▶ _Aim_: Reproduce all the lines exactly as they stand, apart from the pictures.

▶ _Exercise material_:
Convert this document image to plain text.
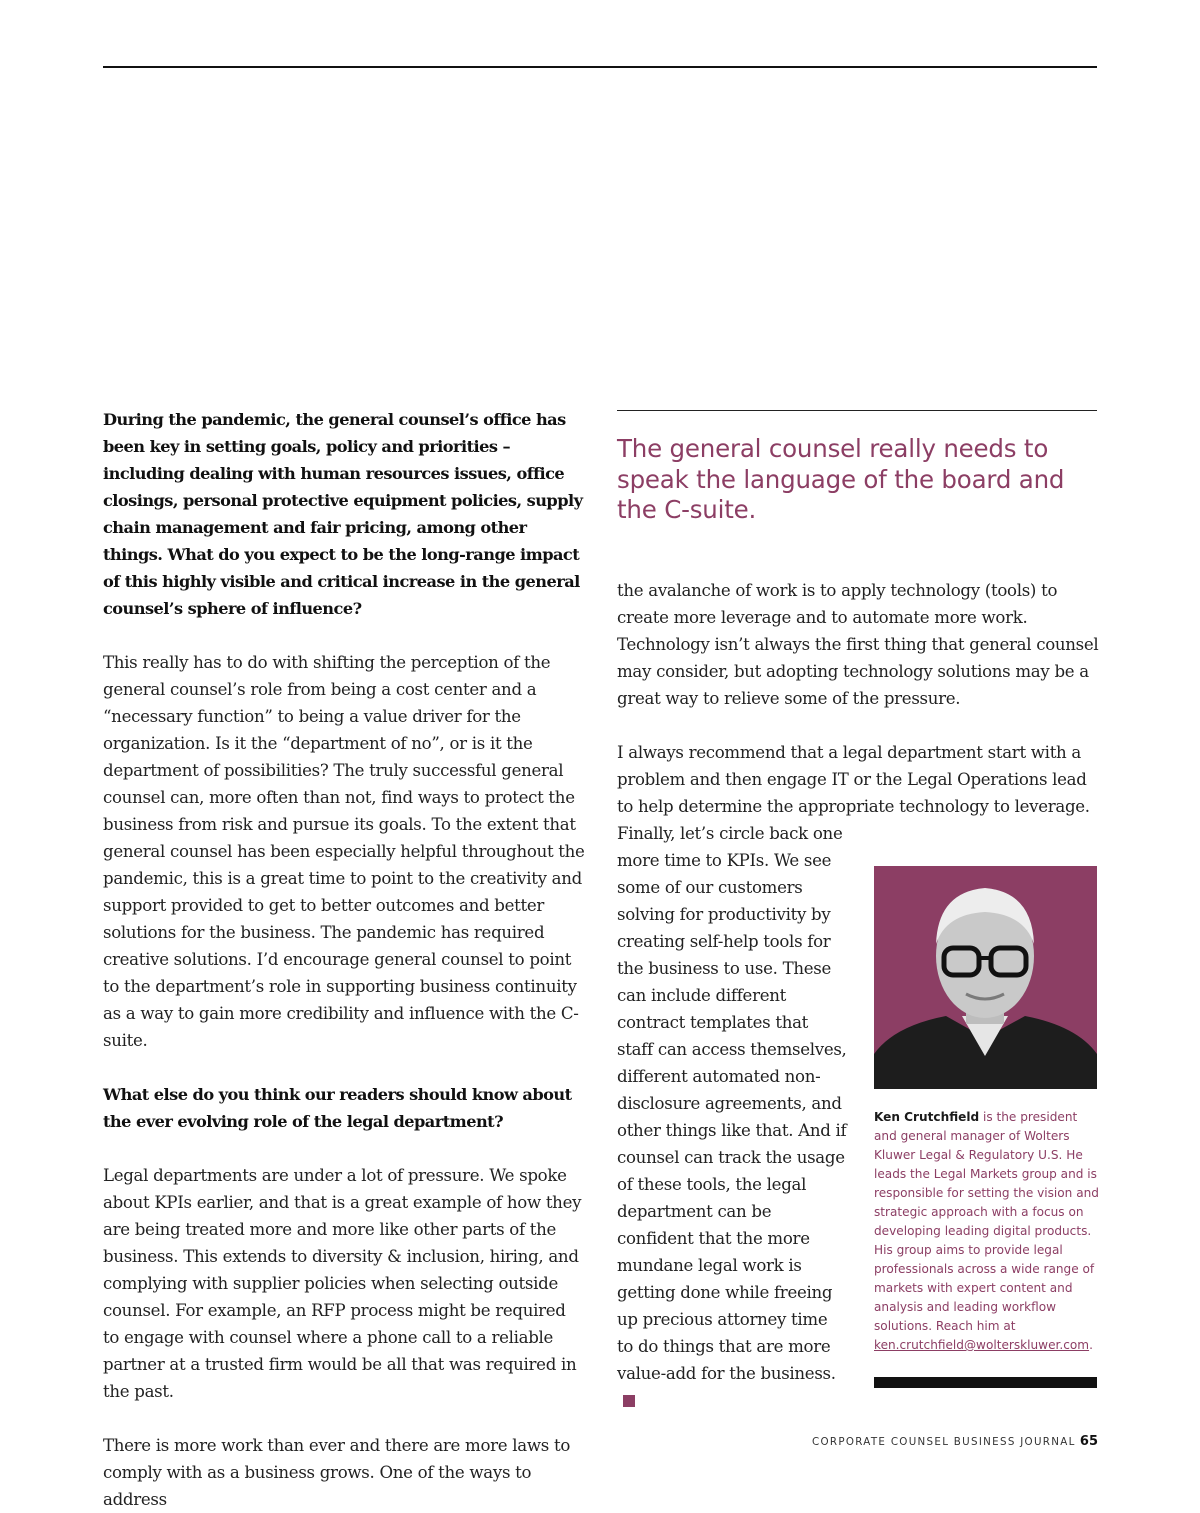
During the pandemic, the general counsel’s office has been key in setting goals, policy and priorities – including dealing with human resources issues, office closings, personal protective equipment policies, supply chain management and fair pricing, among other things. What do you expect to be the long-range impact of this highly visible and critical increase in the general counsel’s sphere of influence?

This really has to do with shifting the perception of the general counsel’s role from being a cost center and a “necessary function” to being a value driver for the organization. Is it the “department of no”, or is it the department of possibilities? The truly successful general counsel can, more often than not, find ways to protect the business from risk and pursue its goals. To the extent that general counsel has been especially helpful throughout the pandemic, this is a great time to point to the creativity and support provided to get to better outcomes and better solutions for the business. The pandemic has required creative solutions. I’d encourage general counsel to point to the department’s role in supporting business continuity as a way to gain more credibility and influence with the C-suite.

What else do you think our readers should know about the ever evolving role of the legal department?

Legal departments are under a lot of pressure. We spoke about KPIs earlier, and that is a great example of how they are being treated more and more like other parts of the business. This extends to diversity & inclusion, hiring, and complying with supplier policies when selecting outside counsel. For example, an RFP process might be required to engage with counsel where a phone call to a reliable partner at a trusted firm would be all that was required in the past.

There is more work than ever and there are more laws to comply with as a business grows. One of the ways to address

The general counsel really needs to speak the language of the board and the C-suite.

the avalanche of work is to apply technology (tools) to create more leverage and to automate more work. Technology isn’t always the first thing that general counsel may consider, but adopting technology solutions may be a great way to relieve some of the pressure.

I always recommend that a legal department start with a problem and then engage IT or the Legal Operations lead to help determine the appropriate technology to leverage.

Finally, let’s circle back one more time to KPIs. We see some of our customers solving for productivity by creating self-help tools for the business to use. These can include different contract templates that staff can access themselves, different automated non-disclosure agreements, and other things like that. And if counsel can track the usage of these tools, the legal department can be confident that the more mundane legal work is getting done while freeing up precious attorney time to do things that are more value-add for the business.

Ken Crutchfield is the president and general manager of Wolters Kluwer Legal & Regulatory U.S. He leads the Legal Markets group and is responsible for setting the vision and strategic approach with a focus on developing leading digital products. His group aims to provide legal professionals across a wide range of markets with expert content and analysis and leading workflow solutions. Reach him at ken.crutchfield@wolterskluwer.com.

CORPORATE COUNSEL BUSINESS JOURNAL 65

▶ _Output of the task_:
Convert this document image to plain text.
During the pandemic, the general counsel’s office has been key in setting goals, policy and priorities – including dealing with human resources issues, office closings, personal protective equipment policies, supply chain management and fair pricing, among other things. What do you expect to be the long-range impact of this highly visible and critical increase in the general counsel’s sphere of influence?

This really has to do with shifting the perception of the general counsel’s role from being a cost center and a “necessary function” to being a value driver for the organization. Is it the “department of no”, or is it the department of possibilities? The truly successful general counsel can, more often than not, find ways to protect the business from risk and pursue its goals. To the extent that general counsel has been especially helpful throughout the pandemic, this is a great time to point to the creativity and support provided to get to better outcomes and better solutions for the business. The pandemic has required creative solutions. I’d encourage general counsel to point to the department’s role in supporting business continuity as a way to gain more credibility and influence with the C-suite.

What else do you think our readers should know about the ever evolving role of the legal department?

Legal departments are under a lot of pressure. We spoke about KPIs earlier, and that is a great example of how they are being treated more and more like other parts of the business. This extends to diversity & inclusion, hiring, and complying with supplier policies when selecting outside counsel. For example, an RFP process might be required to engage with counsel where a phone call to a reliable partner at a trusted firm would be all that was required in the past.

There is more work than ever and there are more laws to comply with as a business grows. One of the ways to address

The general counsel really needs to speak the language of the board and the C-suite.

the avalanche of work is to apply technology (tools) to create more leverage and to automate more work. Technology isn’t always the first thing that general counsel may consider, but adopting technology solutions may be a great way to relieve some of the pressure.

I always recommend that a legal department start with a problem and then engage IT or the Legal Operations lead to help determine the appropriate technology to leverage.

Finally, let’s circle back one more time to KPIs. We see some of our customers solving for productivity by creating self-help tools for the business to use. These can include different contract templates that staff can access themselves, different automated non-disclosure agreements, and other things like that. And if counsel can track the usage of these tools, the legal department can be confident that the more mundane legal work is getting done while freeing up precious attorney time to do things that are more value-add for the business.

Ken Crutchfield is the president and general manager of Wolters Kluwer Legal & Regulatory U.S. He leads the Legal Markets group and is responsible for setting the vision and strategic approach with a focus on developing leading digital products. His group aims to provide legal professionals across a wide range of markets with expert content and analysis and leading workflow solutions. Reach him at ken.crutchfield@wolterskluwer.com.

CORPORATE COUNSEL BUSINESS JOURNAL 65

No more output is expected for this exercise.